§ What this task involves
Lines holding the string "dash" are the ones to copy; find them all in the data.

--- start of Records to use ---

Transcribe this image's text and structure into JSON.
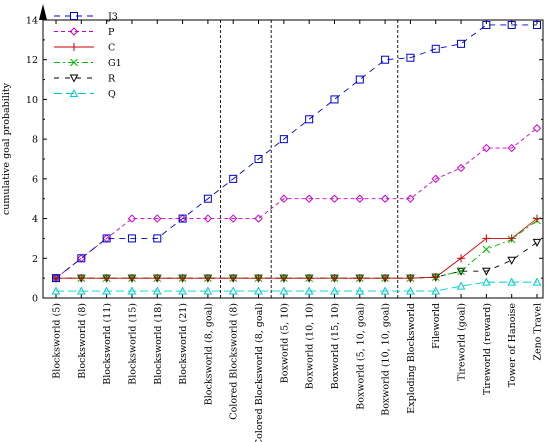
{
  "chart_data": {
    "type": "line",
    "title": "",
    "xlabel": "",
    "ylabel": "cumulative goal probability",
    "ylim": [
      0,
      14
    ],
    "yticks": [
      0,
      2,
      4,
      6,
      8,
      10,
      12,
      14
    ],
    "grid": false,
    "legend_position": "top-left",
    "categories": [
      "Blocksworld (5)",
      "Blocksworld (8)",
      "Blocksworld (11)",
      "Blocksworld (15)",
      "Blocksworld (18)",
      "Blocksworld (21)",
      "Blocksworld (8, goal)",
      "Colored Blocksworld (8)",
      "Colored Blocksworld (8, goal)",
      "Boxworld (5, 10)",
      "Boxworld (10, 10)",
      "Boxworld (15, 10)",
      "Boxworld (5, 10, goal)",
      "Boxworld (10, 10, goal)",
      "Exploding Blocksworld",
      "Fileworld",
      "Tireworld (goal)",
      "Tireworld (reward)",
      "Tower of Hanoise",
      "Zeno Travel"
    ],
    "group_separators_after": [
      6,
      8,
      13
    ],
    "series": [
      {
        "name": "J3",
        "color": "#0000cc",
        "dash": "6,5",
        "marker": "square",
        "values": [
          1,
          2,
          3,
          3,
          3,
          4,
          5,
          6,
          7,
          8,
          9,
          10,
          11,
          12,
          12.1,
          12.55,
          12.8,
          13.75,
          13.75,
          13.75
        ]
      },
      {
        "name": "P",
        "color": "#cc00cc",
        "dash": "4,3",
        "marker": "diamond",
        "values": [
          1,
          2,
          3,
          4,
          4,
          4,
          4,
          4,
          4,
          5,
          5,
          5,
          5,
          5,
          5,
          6,
          6.55,
          7.55,
          7.55,
          8.55
        ]
      },
      {
        "name": "C",
        "color": "#cc0000",
        "dash": "",
        "marker": "plus",
        "values": [
          1,
          1,
          1,
          1,
          1,
          1,
          1,
          1,
          1,
          1,
          1,
          1,
          1,
          1,
          1,
          1.05,
          2,
          3,
          3,
          4
        ]
      },
      {
        "name": "G1",
        "color": "#00bb00",
        "dash": "6,3,2,3",
        "marker": "x",
        "values": [
          1,
          1,
          1,
          1,
          1,
          1,
          1,
          1,
          1,
          1,
          1,
          1,
          1,
          1,
          1,
          1.05,
          1.35,
          2.45,
          2.95,
          3.9
        ]
      },
      {
        "name": "R",
        "color": "#000000",
        "dash": "5,6",
        "marker": "triangle-down",
        "values": [
          1,
          1,
          1,
          1,
          1,
          1,
          1,
          1,
          1,
          1,
          1,
          1,
          1,
          1,
          1,
          1.05,
          1.35,
          1.35,
          1.9,
          2.8
        ]
      },
      {
        "name": "Q",
        "color": "#00cccc",
        "dash": "8,4",
        "marker": "triangle-up",
        "values": [
          0.35,
          0.35,
          0.35,
          0.35,
          0.35,
          0.35,
          0.35,
          0.35,
          0.35,
          0.35,
          0.35,
          0.35,
          0.35,
          0.35,
          0.35,
          0.35,
          0.6,
          0.8,
          0.8,
          0.8
        ]
      }
    ]
  }
}
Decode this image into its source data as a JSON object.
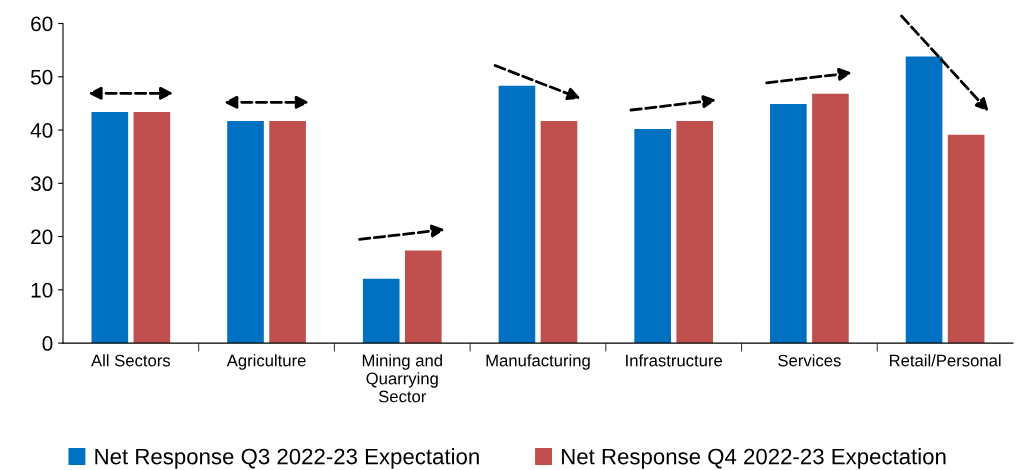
{
  "chart_data": {
    "type": "bar",
    "categories": [
      "All Sectors",
      "Agriculture",
      "Mining and\nQuarrying\nSector",
      "Manufacturing",
      "Infrastructure",
      "Services",
      "Retail/Personal"
    ],
    "series": [
      {
        "name": "Net Response Q3 2022-23 Expectation",
        "color": "#0070c0",
        "values": [
          43.4,
          41.7,
          12.1,
          48.3,
          40.2,
          44.9,
          53.8
        ]
      },
      {
        "name": "Net Response Q4 2022-23 Expectation",
        "color": "#c0504d",
        "values": [
          43.4,
          41.7,
          17.4,
          41.7,
          41.7,
          46.8,
          39.1
        ]
      }
    ],
    "ylim": [
      0,
      60
    ],
    "yticks": [
      0,
      10,
      20,
      30,
      40,
      50,
      60
    ],
    "grid": false,
    "legend": "bottom"
  }
}
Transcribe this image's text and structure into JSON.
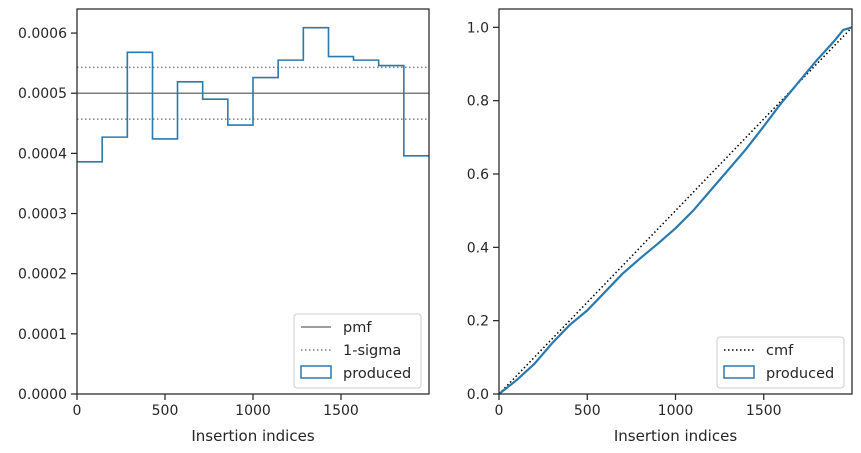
{
  "chart_data": [
    {
      "type": "step",
      "xlabel": "Insertion indices",
      "ylabel": "",
      "xlim": [
        0,
        2000
      ],
      "ylim": [
        0,
        0.00064
      ],
      "xticks": [
        0,
        500,
        1000,
        1500
      ],
      "xtick_labels": [
        "0",
        "500",
        "1000",
        "1500"
      ],
      "yticks": [
        0,
        0.0001,
        0.0002,
        0.0003,
        0.0004,
        0.0005,
        0.0006
      ],
      "ytick_labels": [
        "0.0000",
        "0.0001",
        "0.0002",
        "0.0003",
        "0.0004",
        "0.0005",
        "0.0006"
      ],
      "grid": false,
      "legend_position": "lower-right",
      "colors": {
        "produced": "#2a7ab0",
        "reference": "#7f7f7f"
      },
      "reference_lines": [
        {
          "name": "pmf",
          "y": 0.0005,
          "style": "solid"
        },
        {
          "name": "1-sigma",
          "y": 0.000543,
          "style": "dotted"
        },
        {
          "name": "1-sigma",
          "y": 0.000457,
          "style": "dotted"
        }
      ],
      "bins": {
        "name": "produced",
        "edges": [
          0,
          143,
          286,
          429,
          571,
          714,
          857,
          1000,
          1143,
          1286,
          1429,
          1571,
          1714,
          1857,
          2000
        ],
        "values": [
          0.000386,
          0.000427,
          0.000568,
          0.000424,
          0.000519,
          0.00049,
          0.000447,
          0.000526,
          0.000555,
          0.000609,
          0.000561,
          0.000555,
          0.000546,
          0.000396
        ]
      },
      "legend": [
        "pmf",
        "1-sigma",
        "produced"
      ]
    },
    {
      "type": "line",
      "xlabel": "Insertion indices",
      "ylabel": "",
      "xlim": [
        0,
        2000
      ],
      "ylim": [
        0,
        1.05
      ],
      "xticks": [
        0,
        500,
        1000,
        1500
      ],
      "xtick_labels": [
        "0",
        "500",
        "1000",
        "1500"
      ],
      "yticks": [
        0,
        0.2,
        0.4,
        0.6,
        0.8,
        1.0
      ],
      "ytick_labels": [
        "0.0",
        "0.2",
        "0.4",
        "0.6",
        "0.8",
        "1.0"
      ],
      "grid": false,
      "legend_position": "lower-right",
      "colors": {
        "produced": "#2a7ab0",
        "cmf": "#000000"
      },
      "series": [
        {
          "name": "cmf",
          "style": "dotted",
          "x": [
            0,
            2000
          ],
          "y": [
            0,
            1.0
          ]
        },
        {
          "name": "produced",
          "style": "solid",
          "x": [
            0,
            100,
            200,
            300,
            400,
            500,
            600,
            700,
            800,
            900,
            1000,
            1100,
            1200,
            1300,
            1400,
            1500,
            1600,
            1700,
            1800,
            1900,
            1950,
            2000
          ],
          "y": [
            0,
            0.038,
            0.082,
            0.138,
            0.188,
            0.228,
            0.278,
            0.328,
            0.37,
            0.41,
            0.452,
            0.5,
            0.556,
            0.612,
            0.668,
            0.73,
            0.794,
            0.852,
            0.91,
            0.963,
            0.993,
            1.0
          ]
        }
      ],
      "legend": [
        "cmf",
        "produced"
      ]
    }
  ]
}
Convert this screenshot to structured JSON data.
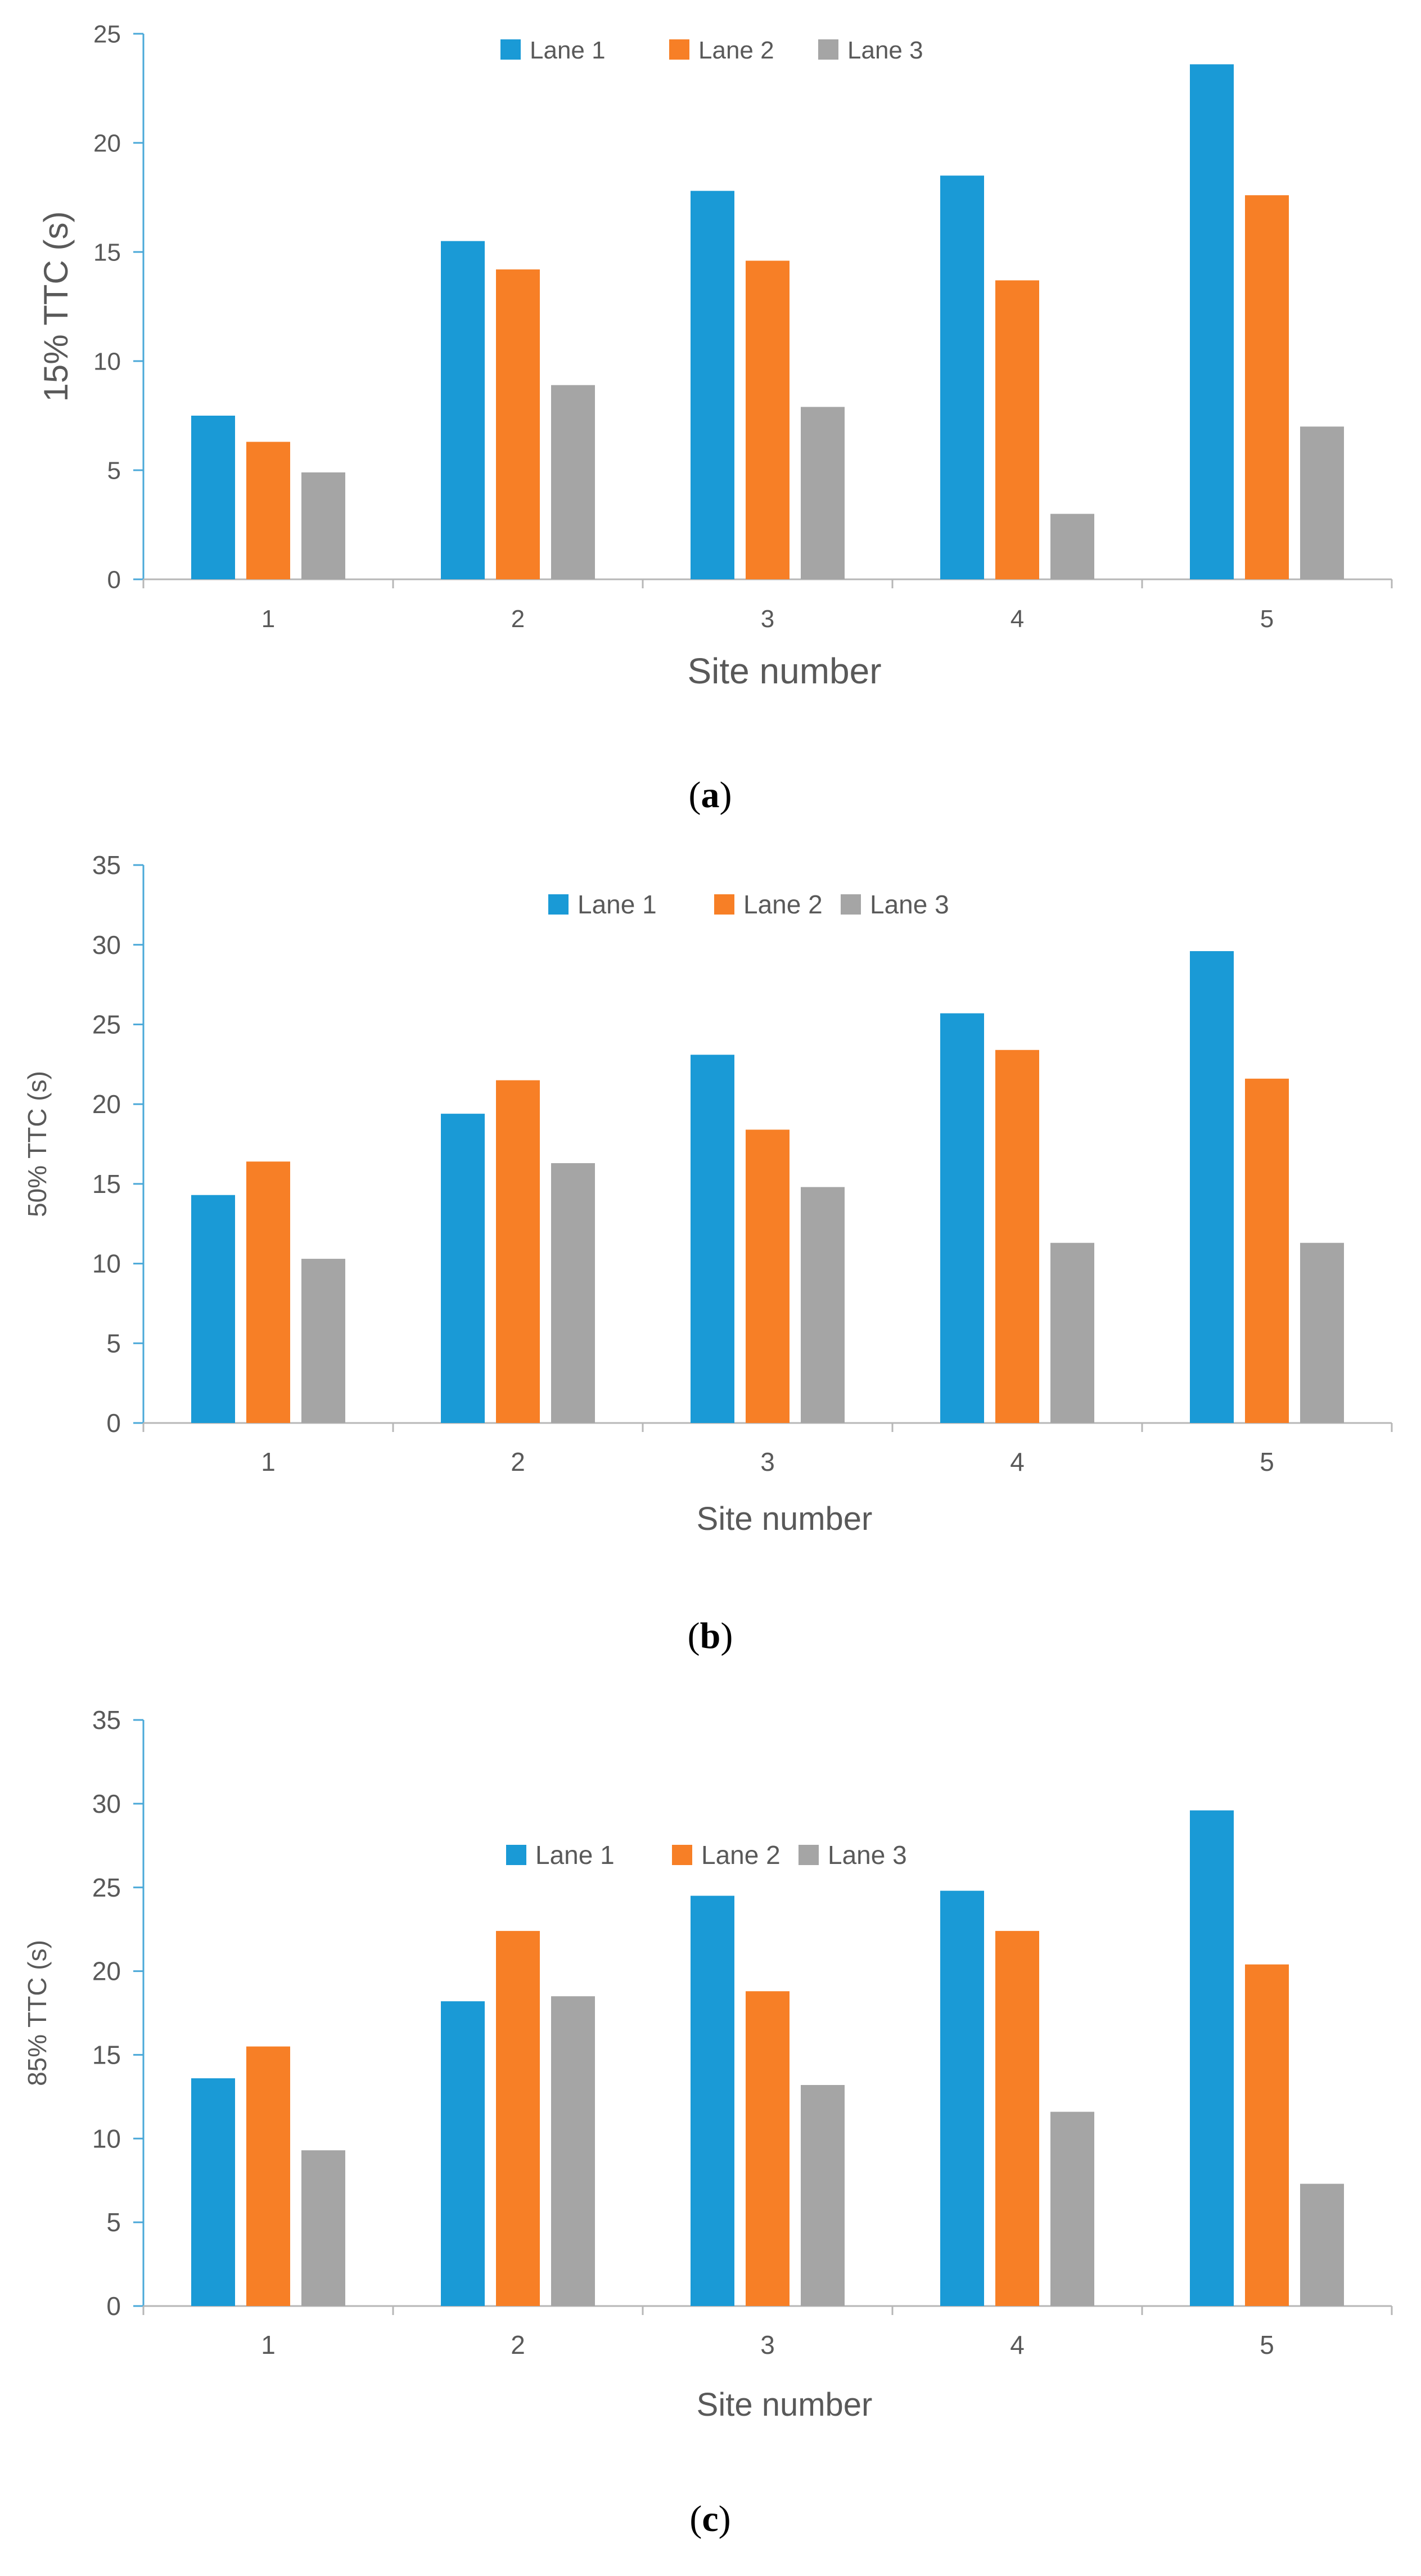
{
  "colors": {
    "lane1": "#1a9ad6",
    "lane2": "#f77f26",
    "lane3": "#a5a5a5",
    "axis": "#b7b7b7",
    "axis_left": "#4aa8d8"
  },
  "chart_data": [
    {
      "type": "bar",
      "panel": "a",
      "categories": [
        "1",
        "2",
        "3",
        "4",
        "5"
      ],
      "series": [
        {
          "name": "Lane 1",
          "values": [
            7.5,
            15.5,
            17.8,
            18.5,
            23.6
          ]
        },
        {
          "name": "Lane 2",
          "values": [
            6.3,
            14.2,
            14.6,
            13.7,
            17.6
          ]
        },
        {
          "name": "Lane 3",
          "values": [
            4.9,
            8.9,
            7.9,
            3.0,
            7.0
          ]
        }
      ],
      "xlabel": "Site number",
      "ylabel": "15% TTC (s)",
      "ylim": [
        0,
        25
      ],
      "yticks": [
        "0",
        "5",
        "10",
        "15",
        "20",
        "25"
      ],
      "legend_position": "top",
      "grid": false
    },
    {
      "type": "bar",
      "panel": "b",
      "categories": [
        "1",
        "2",
        "3",
        "4",
        "5"
      ],
      "series": [
        {
          "name": "Lane 1",
          "values": [
            14.3,
            19.4,
            23.1,
            25.7,
            29.6
          ]
        },
        {
          "name": "Lane 2",
          "values": [
            16.4,
            21.5,
            18.4,
            23.4,
            21.6
          ]
        },
        {
          "name": "Lane 3",
          "values": [
            10.3,
            16.3,
            14.8,
            11.3,
            11.3
          ]
        }
      ],
      "xlabel": "Site number",
      "ylabel": "50% TTC (s)",
      "ylim": [
        0,
        35
      ],
      "yticks": [
        "0",
        "5",
        "10",
        "15",
        "20",
        "25",
        "30",
        "35"
      ],
      "legend_position": "top",
      "grid": false
    },
    {
      "type": "bar",
      "panel": "c",
      "categories": [
        "1",
        "2",
        "3",
        "4",
        "5"
      ],
      "series": [
        {
          "name": "Lane 1",
          "values": [
            13.6,
            18.2,
            24.5,
            24.8,
            29.6
          ]
        },
        {
          "name": "Lane 2",
          "values": [
            15.5,
            22.4,
            18.8,
            22.4,
            20.4
          ]
        },
        {
          "name": "Lane 3",
          "values": [
            9.3,
            18.5,
            13.2,
            11.6,
            7.3
          ]
        }
      ],
      "xlabel": "Site number",
      "ylabel": "85% TTC (s)",
      "ylim": [
        0,
        35
      ],
      "yticks": [
        "0",
        "5",
        "10",
        "15",
        "20",
        "25",
        "30",
        "35"
      ],
      "legend_position": "top",
      "grid": false
    }
  ],
  "panel_labels": [
    {
      "open": "(",
      "letter": "a",
      "close": ")"
    },
    {
      "open": "(",
      "letter": "b",
      "close": ")"
    },
    {
      "open": "(",
      "letter": "c",
      "close": ")"
    }
  ]
}
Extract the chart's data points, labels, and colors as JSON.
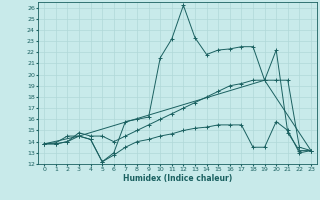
{
  "title": "",
  "xlabel": "Humidex (Indice chaleur)",
  "ylabel": "",
  "xlim": [
    -0.5,
    23.5
  ],
  "ylim": [
    12,
    26.5
  ],
  "bg_color": "#c8eaea",
  "line_color": "#1a6060",
  "grid_color": "#b0d8d8",
  "lines": [
    {
      "x": [
        0,
        1,
        2,
        3,
        4,
        5,
        6,
        7,
        8,
        9,
        10,
        11,
        12,
        13,
        14,
        15,
        16,
        17,
        18,
        19,
        20,
        21,
        22,
        23
      ],
      "y": [
        13.8,
        13.9,
        14.5,
        14.5,
        14.2,
        12.2,
        13.0,
        15.8,
        16.0,
        16.2,
        21.5,
        23.2,
        26.2,
        23.3,
        21.8,
        22.2,
        22.3,
        22.5,
        22.5,
        19.5,
        22.2,
        14.8,
        13.2,
        13.2
      ],
      "marker": "+"
    },
    {
      "x": [
        0,
        1,
        2,
        3,
        4,
        5,
        6,
        7,
        8,
        9,
        10,
        11,
        12,
        13,
        14,
        15,
        16,
        17,
        18,
        19,
        20,
        21,
        22,
        23
      ],
      "y": [
        13.8,
        13.8,
        14.0,
        14.8,
        14.5,
        14.5,
        14.0,
        14.5,
        15.0,
        15.5,
        16.0,
        16.5,
        17.0,
        17.5,
        18.0,
        18.5,
        19.0,
        19.2,
        19.5,
        19.5,
        19.5,
        19.5,
        13.5,
        13.2
      ],
      "marker": "+"
    },
    {
      "x": [
        0,
        1,
        2,
        3,
        4,
        5,
        6,
        7,
        8,
        9,
        10,
        11,
        12,
        13,
        14,
        15,
        16,
        17,
        18,
        19,
        20,
        21,
        22,
        23
      ],
      "y": [
        13.8,
        13.8,
        14.0,
        14.5,
        14.2,
        12.2,
        12.8,
        13.5,
        14.0,
        14.2,
        14.5,
        14.7,
        15.0,
        15.2,
        15.3,
        15.5,
        15.5,
        15.5,
        13.5,
        13.5,
        15.8,
        15.0,
        13.0,
        13.2
      ],
      "marker": "+"
    },
    {
      "x": [
        0,
        3,
        19,
        23
      ],
      "y": [
        13.8,
        14.5,
        19.5,
        13.2
      ],
      "marker": null
    }
  ],
  "xticks": [
    0,
    1,
    2,
    3,
    4,
    5,
    6,
    7,
    8,
    9,
    10,
    11,
    12,
    13,
    14,
    15,
    16,
    17,
    18,
    19,
    20,
    21,
    22,
    23
  ],
  "yticks": [
    12,
    13,
    14,
    15,
    16,
    17,
    18,
    19,
    20,
    21,
    22,
    23,
    24,
    25,
    26
  ]
}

--- end of Records to use ---

§ Solution to the exercise
        "dash": "6,5",
        "dash": "4,3",
        "dash": "",
        "dash": "6,3,2,3",
        "dash": "5,6",
        "dash": "8,4",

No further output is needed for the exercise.